*** LISTING

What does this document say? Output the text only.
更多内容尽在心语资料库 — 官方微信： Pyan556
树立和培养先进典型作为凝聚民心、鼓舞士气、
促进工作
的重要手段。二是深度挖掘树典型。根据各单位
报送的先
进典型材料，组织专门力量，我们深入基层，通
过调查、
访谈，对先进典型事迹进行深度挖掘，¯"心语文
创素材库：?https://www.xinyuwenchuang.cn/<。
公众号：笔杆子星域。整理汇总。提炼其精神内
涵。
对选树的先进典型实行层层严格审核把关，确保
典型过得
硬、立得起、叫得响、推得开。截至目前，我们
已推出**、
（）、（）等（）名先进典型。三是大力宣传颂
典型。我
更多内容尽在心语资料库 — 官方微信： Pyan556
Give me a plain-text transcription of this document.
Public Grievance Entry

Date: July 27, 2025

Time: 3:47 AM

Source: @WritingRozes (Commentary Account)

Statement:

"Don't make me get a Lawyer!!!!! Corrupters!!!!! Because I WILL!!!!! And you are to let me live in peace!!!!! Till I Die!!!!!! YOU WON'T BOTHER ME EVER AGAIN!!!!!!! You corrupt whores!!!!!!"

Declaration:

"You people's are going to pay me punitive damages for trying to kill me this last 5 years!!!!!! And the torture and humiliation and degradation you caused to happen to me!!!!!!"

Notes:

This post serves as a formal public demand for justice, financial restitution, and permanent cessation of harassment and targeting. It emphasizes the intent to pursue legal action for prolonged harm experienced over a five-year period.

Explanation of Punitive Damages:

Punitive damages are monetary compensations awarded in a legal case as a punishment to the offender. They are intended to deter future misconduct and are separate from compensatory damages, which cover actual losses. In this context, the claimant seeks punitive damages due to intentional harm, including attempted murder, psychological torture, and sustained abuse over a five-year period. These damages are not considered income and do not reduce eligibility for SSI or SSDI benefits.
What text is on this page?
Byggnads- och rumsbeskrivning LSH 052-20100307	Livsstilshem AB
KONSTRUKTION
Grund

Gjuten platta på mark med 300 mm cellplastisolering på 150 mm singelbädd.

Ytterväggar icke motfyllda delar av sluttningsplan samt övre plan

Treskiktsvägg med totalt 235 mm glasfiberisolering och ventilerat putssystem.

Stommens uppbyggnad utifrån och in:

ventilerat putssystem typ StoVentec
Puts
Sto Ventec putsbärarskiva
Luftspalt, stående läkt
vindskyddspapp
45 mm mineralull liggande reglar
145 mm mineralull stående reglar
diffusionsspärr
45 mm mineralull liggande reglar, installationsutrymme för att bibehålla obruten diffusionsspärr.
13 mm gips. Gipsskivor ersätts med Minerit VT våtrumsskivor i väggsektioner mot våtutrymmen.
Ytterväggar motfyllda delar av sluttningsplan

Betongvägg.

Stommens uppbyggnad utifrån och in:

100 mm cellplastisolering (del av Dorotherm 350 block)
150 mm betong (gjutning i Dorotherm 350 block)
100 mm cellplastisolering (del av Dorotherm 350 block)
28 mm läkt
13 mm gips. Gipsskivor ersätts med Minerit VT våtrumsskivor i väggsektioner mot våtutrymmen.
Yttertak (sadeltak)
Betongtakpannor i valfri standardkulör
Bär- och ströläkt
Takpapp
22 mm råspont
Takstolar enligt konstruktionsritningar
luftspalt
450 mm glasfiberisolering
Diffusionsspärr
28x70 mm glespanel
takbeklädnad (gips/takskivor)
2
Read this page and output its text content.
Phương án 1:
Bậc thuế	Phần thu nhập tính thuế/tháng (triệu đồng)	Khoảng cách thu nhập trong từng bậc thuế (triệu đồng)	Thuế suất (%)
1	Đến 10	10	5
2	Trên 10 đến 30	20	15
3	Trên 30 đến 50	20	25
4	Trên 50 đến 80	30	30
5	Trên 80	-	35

******

● **DO THIS**:
Isolate the lines above that contain the word "glasfiberisolering" and copy them.

● **TASK SOLUTION**:
Treskiktsvägg med totalt 235 mm glasfiberisolering och ventilerat putssystem.
450 mm glasfiberisolering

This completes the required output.